▶ _Data for this exercise_
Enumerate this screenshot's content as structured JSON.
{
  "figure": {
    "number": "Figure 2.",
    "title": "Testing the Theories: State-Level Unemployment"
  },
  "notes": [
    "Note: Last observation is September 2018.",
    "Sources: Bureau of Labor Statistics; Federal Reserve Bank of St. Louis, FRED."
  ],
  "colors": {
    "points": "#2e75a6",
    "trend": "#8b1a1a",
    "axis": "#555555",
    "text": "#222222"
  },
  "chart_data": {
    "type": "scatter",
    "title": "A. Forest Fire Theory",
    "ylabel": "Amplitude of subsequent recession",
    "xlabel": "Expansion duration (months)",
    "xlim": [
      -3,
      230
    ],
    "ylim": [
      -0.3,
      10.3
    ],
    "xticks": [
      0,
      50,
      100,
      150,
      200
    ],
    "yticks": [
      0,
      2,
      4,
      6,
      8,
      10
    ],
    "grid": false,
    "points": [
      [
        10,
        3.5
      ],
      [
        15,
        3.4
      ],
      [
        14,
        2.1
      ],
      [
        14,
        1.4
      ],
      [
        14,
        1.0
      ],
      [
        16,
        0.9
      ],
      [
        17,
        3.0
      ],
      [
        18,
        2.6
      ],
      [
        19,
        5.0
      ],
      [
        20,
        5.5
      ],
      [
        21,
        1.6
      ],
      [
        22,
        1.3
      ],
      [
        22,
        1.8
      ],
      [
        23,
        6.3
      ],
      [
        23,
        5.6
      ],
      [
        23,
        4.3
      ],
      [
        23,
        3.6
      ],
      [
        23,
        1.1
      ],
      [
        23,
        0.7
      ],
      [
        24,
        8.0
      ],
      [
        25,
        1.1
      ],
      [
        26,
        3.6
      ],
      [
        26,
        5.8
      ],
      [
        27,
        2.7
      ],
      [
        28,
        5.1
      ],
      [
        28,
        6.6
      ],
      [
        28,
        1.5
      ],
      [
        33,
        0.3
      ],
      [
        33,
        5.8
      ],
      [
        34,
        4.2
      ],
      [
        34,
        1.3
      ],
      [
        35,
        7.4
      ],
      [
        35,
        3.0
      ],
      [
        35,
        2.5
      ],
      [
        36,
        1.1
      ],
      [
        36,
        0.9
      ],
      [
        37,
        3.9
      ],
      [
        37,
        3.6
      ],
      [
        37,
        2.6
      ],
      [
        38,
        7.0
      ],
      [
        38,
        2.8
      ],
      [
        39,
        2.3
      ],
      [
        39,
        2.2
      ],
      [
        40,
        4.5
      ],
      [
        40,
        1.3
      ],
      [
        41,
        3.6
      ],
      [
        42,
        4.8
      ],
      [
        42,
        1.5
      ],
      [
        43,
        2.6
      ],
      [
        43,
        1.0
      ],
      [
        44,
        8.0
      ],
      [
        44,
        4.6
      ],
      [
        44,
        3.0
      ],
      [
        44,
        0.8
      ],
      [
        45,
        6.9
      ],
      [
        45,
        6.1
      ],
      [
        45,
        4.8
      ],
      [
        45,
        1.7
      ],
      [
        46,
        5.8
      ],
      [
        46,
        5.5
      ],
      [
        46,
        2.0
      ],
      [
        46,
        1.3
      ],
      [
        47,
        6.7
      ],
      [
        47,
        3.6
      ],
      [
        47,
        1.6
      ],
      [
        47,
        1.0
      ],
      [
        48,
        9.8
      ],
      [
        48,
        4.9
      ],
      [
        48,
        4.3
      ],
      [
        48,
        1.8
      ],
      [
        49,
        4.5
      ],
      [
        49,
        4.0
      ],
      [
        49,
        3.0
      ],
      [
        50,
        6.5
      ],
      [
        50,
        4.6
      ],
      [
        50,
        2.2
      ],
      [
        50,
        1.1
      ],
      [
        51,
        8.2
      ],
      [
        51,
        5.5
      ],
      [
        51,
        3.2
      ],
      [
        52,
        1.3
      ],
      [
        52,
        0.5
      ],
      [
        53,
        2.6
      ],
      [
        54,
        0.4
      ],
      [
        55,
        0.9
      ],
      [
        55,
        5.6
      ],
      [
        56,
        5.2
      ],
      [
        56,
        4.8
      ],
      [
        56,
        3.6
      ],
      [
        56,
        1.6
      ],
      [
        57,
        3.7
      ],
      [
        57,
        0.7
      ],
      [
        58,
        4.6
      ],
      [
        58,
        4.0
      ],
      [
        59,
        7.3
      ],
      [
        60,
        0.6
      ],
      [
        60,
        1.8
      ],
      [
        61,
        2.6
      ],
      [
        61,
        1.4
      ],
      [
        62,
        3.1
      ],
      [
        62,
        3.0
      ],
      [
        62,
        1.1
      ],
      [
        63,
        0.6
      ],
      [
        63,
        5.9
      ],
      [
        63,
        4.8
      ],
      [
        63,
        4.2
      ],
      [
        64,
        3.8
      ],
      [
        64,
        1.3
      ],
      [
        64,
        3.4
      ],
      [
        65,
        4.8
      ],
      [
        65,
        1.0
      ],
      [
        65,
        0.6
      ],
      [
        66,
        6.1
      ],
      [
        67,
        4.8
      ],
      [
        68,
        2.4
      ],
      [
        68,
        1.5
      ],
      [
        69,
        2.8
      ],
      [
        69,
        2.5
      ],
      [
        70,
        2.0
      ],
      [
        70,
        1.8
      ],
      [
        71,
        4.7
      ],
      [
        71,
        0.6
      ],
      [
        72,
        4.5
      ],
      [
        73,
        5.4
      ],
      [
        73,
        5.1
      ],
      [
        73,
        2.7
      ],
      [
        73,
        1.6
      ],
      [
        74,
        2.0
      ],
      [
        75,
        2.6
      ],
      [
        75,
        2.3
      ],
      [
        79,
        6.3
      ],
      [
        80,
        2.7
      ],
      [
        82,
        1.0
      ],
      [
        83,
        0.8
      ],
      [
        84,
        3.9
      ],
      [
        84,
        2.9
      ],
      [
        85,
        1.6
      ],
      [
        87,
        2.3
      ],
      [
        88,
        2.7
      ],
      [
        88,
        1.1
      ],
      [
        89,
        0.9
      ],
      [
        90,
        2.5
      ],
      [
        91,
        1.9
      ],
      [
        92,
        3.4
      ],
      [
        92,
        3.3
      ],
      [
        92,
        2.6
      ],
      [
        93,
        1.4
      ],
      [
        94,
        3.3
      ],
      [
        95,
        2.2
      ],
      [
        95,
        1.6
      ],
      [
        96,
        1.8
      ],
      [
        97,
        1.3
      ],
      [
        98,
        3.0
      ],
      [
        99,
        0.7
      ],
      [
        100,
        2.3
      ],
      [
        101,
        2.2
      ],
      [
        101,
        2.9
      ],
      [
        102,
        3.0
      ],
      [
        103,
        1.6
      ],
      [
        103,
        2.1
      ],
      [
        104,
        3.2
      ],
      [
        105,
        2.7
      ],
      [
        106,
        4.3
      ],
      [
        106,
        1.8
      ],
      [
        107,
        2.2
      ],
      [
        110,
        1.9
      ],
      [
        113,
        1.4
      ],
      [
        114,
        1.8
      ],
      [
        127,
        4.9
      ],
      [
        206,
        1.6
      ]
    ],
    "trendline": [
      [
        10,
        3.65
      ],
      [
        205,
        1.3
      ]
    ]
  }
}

▶ _To do_
Each line above must be reproduced exactly as it stands.

▶ _Written answer_
Enumerate this screenshot's content as structured JSON.
{
  "figure": {
    "number": "Figure 2.",
    "title": "Testing the Theories: State-Level Unemployment"
  },
  "notes": [
    "Note: Last observation is September 2018.",
    "Sources: Bureau of Labor Statistics; Federal Reserve Bank of St. Louis, FRED."
  ],
  "colors": {
    "points": "#2e75a6",
    "trend": "#8b1a1a",
    "axis": "#555555",
    "text": "#222222"
  },
  "chart_data": {
    "type": "scatter",
    "title": "A. Forest Fire Theory",
    "ylabel": "Amplitude of subsequent recession",
    "xlabel": "Expansion duration (months)",
    "xlim": [
      -3,
      230
    ],
    "ylim": [
      -0.3,
      10.3
    ],
    "xticks": [
      0,
      50,
      100,
      150,
      200
    ],
    "yticks": [
      0,
      2,
      4,
      6,
      8,
      10
    ],
    "grid": false,
    "points": [
      [
        10,
        3.5
      ],
      [
        15,
        3.4
      ],
      [
        14,
        2.1
      ],
      [
        14,
        1.4
      ],
      [
        14,
        1.0
      ],
      [
        16,
        0.9
      ],
      [
        17,
        3.0
      ],
      [
        18,
        2.6
      ],
      [
        19,
        5.0
      ],
      [
        20,
        5.5
      ],
      [
        21,
        1.6
      ],
      [
        22,
        1.3
      ],
      [
        22,
        1.8
      ],
      [
        23,
        6.3
      ],
      [
        23,
        5.6
      ],
      [
        23,
        4.3
      ],
      [
        23,
        3.6
      ],
      [
        23,
        1.1
      ],
      [
        23,
        0.7
      ],
      [
        24,
        8.0
      ],
      [
        25,
        1.1
      ],
      [
        26,
        3.6
      ],
      [
        26,
        5.8
      ],
      [
        27,
        2.7
      ],
      [
        28,
        5.1
      ],
      [
        28,
        6.6
      ],
      [
        28,
        1.5
      ],
      [
        33,
        0.3
      ],
      [
        33,
        5.8
      ],
      [
        34,
        4.2
      ],
      [
        34,
        1.3
      ],
      [
        35,
        7.4
      ],
      [
        35,
        3.0
      ],
      [
        35,
        2.5
      ],
      [
        36,
        1.1
      ],
      [
        36,
        0.9
      ],
      [
        37,
        3.9
      ],
      [
        37,
        3.6
      ],
      [
        37,
        2.6
      ],
      [
        38,
        7.0
      ],
      [
        38,
        2.8
      ],
      [
        39,
        2.3
      ],
      [
        39,
        2.2
      ],
      [
        40,
        4.5
      ],
      [
        40,
        1.3
      ],
      [
        41,
        3.6
      ],
      [
        42,
        4.8
      ],
      [
        42,
        1.5
      ],
      [
        43,
        2.6
      ],
      [
        43,
        1.0
      ],
      [
        44,
        8.0
      ],
      [
        44,
        4.6
      ],
      [
        44,
        3.0
      ],
      [
        44,
        0.8
      ],
      [
        45,
        6.9
      ],
      [
        45,
        6.1
      ],
      [
        45,
        4.8
      ],
      [
        45,
        1.7
      ],
      [
        46,
        5.8
      ],
      [
        46,
        5.5
      ],
      [
        46,
        2.0
      ],
      [
        46,
        1.3
      ],
      [
        47,
        6.7
      ],
      [
        47,
        3.6
      ],
      [
        47,
        1.6
      ],
      [
        47,
        1.0
      ],
      [
        48,
        9.8
      ],
      [
        48,
        4.9
      ],
      [
        48,
        4.3
      ],
      [
        48,
        1.8
      ],
      [
        49,
        4.5
      ],
      [
        49,
        4.0
      ],
      [
        49,
        3.0
      ],
      [
        50,
        6.5
      ],
      [
        50,
        4.6
      ],
      [
        50,
        2.2
      ],
      [
        50,
        1.1
      ],
      [
        51,
        8.2
      ],
      [
        51,
        5.5
      ],
      [
        51,
        3.2
      ],
      [
        52,
        1.3
      ],
      [
        52,
        0.5
      ],
      [
        53,
        2.6
      ],
      [
        54,
        0.4
      ],
      [
        55,
        0.9
      ],
      [
        55,
        5.6
      ],
      [
        56,
        5.2
      ],
      [
        56,
        4.8
      ],
      [
        56,
        3.6
      ],
      [
        56,
        1.6
      ],
      [
        57,
        3.7
      ],
      [
        57,
        0.7
      ],
      [
        58,
        4.6
      ],
      [
        58,
        4.0
      ],
      [
        59,
        7.3
      ],
      [
        60,
        0.6
      ],
      [
        60,
        1.8
      ],
      [
        61,
        2.6
      ],
      [
        61,
        1.4
      ],
      [
        62,
        3.1
      ],
      [
        62,
        3.0
      ],
      [
        62,
        1.1
      ],
      [
        63,
        0.6
      ],
      [
        63,
        5.9
      ],
      [
        63,
        4.8
      ],
      [
        63,
        4.2
      ],
      [
        64,
        3.8
      ],
      [
        64,
        1.3
      ],
      [
        64,
        3.4
      ],
      [
        65,
        4.8
      ],
      [
        65,
        1.0
      ],
      [
        65,
        0.6
      ],
      [
        66,
        6.1
      ],
      [
        67,
        4.8
      ],
      [
        68,
        2.4
      ],
      [
        68,
        1.5
      ],
      [
        69,
        2.8
      ],
      [
        69,
        2.5
      ],
      [
        70,
        2.0
      ],
      [
        70,
        1.8
      ],
      [
        71,
        4.7
      ],
      [
        71,
        0.6
      ],
      [
        72,
        4.5
      ],
      [
        73,
        5.4
      ],
      [
        73,
        5.1
      ],
      [
        73,
        2.7
      ],
      [
        73,
        1.6
      ],
      [
        74,
        2.0
      ],
      [
        75,
        2.6
      ],
      [
        75,
        2.3
      ],
      [
        79,
        6.3
      ],
      [
        80,
        2.7
      ],
      [
        82,
        1.0
      ],
      [
        83,
        0.8
      ],
      [
        84,
        3.9
      ],
      [
        84,
        2.9
      ],
      [
        85,
        1.6
      ],
      [
        87,
        2.3
      ],
      [
        88,
        2.7
      ],
      [
        88,
        1.1
      ],
      [
        89,
        0.9
      ],
      [
        90,
        2.5
      ],
      [
        91,
        1.9
      ],
      [
        92,
        3.4
      ],
      [
        92,
        3.3
      ],
      [
        92,
        2.6
      ],
      [
        93,
        1.4
      ],
      [
        94,
        3.3
      ],
      [
        95,
        2.2
      ],
      [
        95,
        1.6
      ],
      [
        96,
        1.8
      ],
      [
        97,
        1.3
      ],
      [
        98,
        3.0
      ],
      [
        99,
        0.7
      ],
      [
        100,
        2.3
      ],
      [
        101,
        2.2
      ],
      [
        101,
        2.9
      ],
      [
        102,
        3.0
      ],
      [
        103,
        1.6
      ],
      [
        103,
        2.1
      ],
      [
        104,
        3.2
      ],
      [
        105,
        2.7
      ],
      [
        106,
        4.3
      ],
      [
        106,
        1.8
      ],
      [
        107,
        2.2
      ],
      [
        110,
        1.9
      ],
      [
        113,
        1.4
      ],
      [
        114,
        1.8
      ],
      [
        127,
        4.9
      ],
      [
        206,
        1.6
      ]
    ],
    "trendline": [
      [
        10,
        3.65
      ],
      [
        205,
        1.3
      ]
    ]
  }
}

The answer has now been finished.